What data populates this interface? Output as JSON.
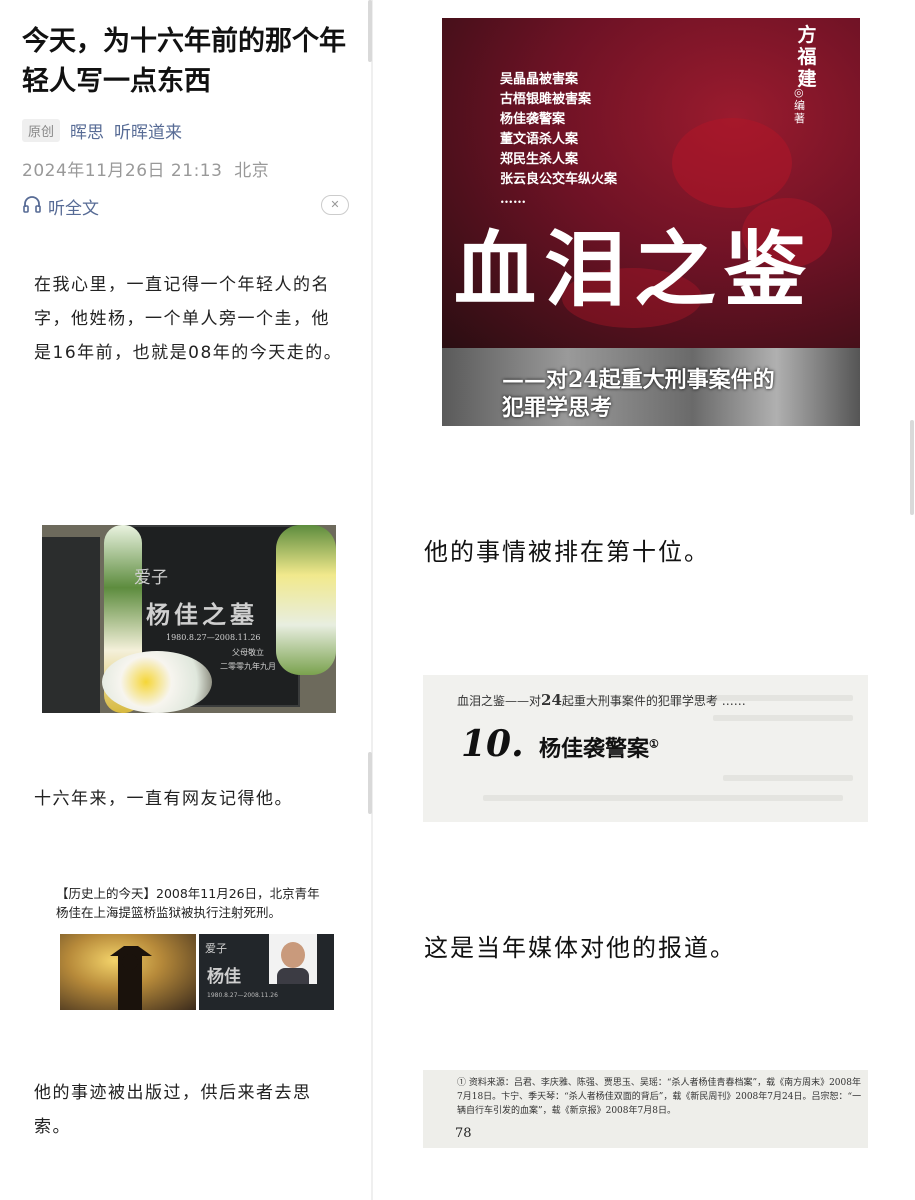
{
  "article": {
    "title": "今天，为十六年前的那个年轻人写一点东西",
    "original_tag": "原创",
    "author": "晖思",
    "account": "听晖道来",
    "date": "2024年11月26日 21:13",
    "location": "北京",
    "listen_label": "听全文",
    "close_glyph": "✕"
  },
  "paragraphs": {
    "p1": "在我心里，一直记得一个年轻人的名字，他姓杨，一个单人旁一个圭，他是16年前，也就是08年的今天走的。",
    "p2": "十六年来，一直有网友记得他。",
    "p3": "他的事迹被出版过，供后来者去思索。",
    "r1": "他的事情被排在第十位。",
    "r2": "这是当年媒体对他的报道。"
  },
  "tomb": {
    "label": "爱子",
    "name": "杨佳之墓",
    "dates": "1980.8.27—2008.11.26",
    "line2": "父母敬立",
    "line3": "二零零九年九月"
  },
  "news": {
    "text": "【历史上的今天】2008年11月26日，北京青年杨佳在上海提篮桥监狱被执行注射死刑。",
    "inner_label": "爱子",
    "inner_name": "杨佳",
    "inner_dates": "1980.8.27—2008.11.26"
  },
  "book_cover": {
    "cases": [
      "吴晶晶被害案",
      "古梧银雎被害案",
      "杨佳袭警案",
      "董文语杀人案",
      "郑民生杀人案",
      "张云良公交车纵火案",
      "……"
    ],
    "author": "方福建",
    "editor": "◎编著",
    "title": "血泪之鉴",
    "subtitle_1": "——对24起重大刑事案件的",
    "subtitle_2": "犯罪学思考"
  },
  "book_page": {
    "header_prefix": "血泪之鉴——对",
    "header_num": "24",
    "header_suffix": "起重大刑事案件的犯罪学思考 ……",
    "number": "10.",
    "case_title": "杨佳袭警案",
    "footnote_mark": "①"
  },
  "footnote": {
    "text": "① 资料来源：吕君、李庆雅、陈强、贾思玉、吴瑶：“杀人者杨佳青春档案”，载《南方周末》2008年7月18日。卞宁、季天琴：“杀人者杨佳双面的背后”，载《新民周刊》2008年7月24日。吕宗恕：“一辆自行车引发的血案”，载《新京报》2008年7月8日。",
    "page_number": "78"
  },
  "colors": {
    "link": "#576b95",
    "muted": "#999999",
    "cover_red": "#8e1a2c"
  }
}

EXERCISE OBJECTIVE
Copy out each line word for word, please, skipping the images.

THE RESPONSE
What data populates this interface? Output as JSON.
{
  "article": {
    "title": "今天，为十六年前的那个年轻人写一点东西",
    "original_tag": "原创",
    "author": "晖思",
    "account": "听晖道来",
    "date": "2024年11月26日 21:13",
    "location": "北京",
    "listen_label": "听全文",
    "close_glyph": "✕"
  },
  "paragraphs": {
    "p1": "在我心里，一直记得一个年轻人的名字，他姓杨，一个单人旁一个圭，他是16年前，也就是08年的今天走的。",
    "p2": "十六年来，一直有网友记得他。",
    "p3": "他的事迹被出版过，供后来者去思索。",
    "r1": "他的事情被排在第十位。",
    "r2": "这是当年媒体对他的报道。"
  },
  "tomb": {
    "label": "爱子",
    "name": "杨佳之墓",
    "dates": "1980.8.27—2008.11.26",
    "line2": "父母敬立",
    "line3": "二零零九年九月"
  },
  "news": {
    "text": "【历史上的今天】2008年11月26日，北京青年杨佳在上海提篮桥监狱被执行注射死刑。",
    "inner_label": "爱子",
    "inner_name": "杨佳",
    "inner_dates": "1980.8.27—2008.11.26"
  },
  "book_cover": {
    "cases": [
      "吴晶晶被害案",
      "古梧银雎被害案",
      "杨佳袭警案",
      "董文语杀人案",
      "郑民生杀人案",
      "张云良公交车纵火案",
      "……"
    ],
    "author": "方福建",
    "editor": "◎编著",
    "title": "血泪之鉴",
    "subtitle_1": "——对24起重大刑事案件的",
    "subtitle_2": "犯罪学思考"
  },
  "book_page": {
    "header_prefix": "血泪之鉴——对",
    "header_num": "24",
    "header_suffix": "起重大刑事案件的犯罪学思考 ……",
    "number": "10.",
    "case_title": "杨佳袭警案",
    "footnote_mark": "①"
  },
  "footnote": {
    "text": "① 资料来源：吕君、李庆雅、陈强、贾思玉、吴瑶：“杀人者杨佳青春档案”，载《南方周末》2008年7月18日。卞宁、季天琴：“杀人者杨佳双面的背后”，载《新民周刊》2008年7月24日。吕宗恕：“一辆自行车引发的血案”，载《新京报》2008年7月8日。",
    "page_number": "78"
  },
  "colors": {
    "link": "#576b95",
    "muted": "#999999",
    "cover_red": "#8e1a2c"
  }
}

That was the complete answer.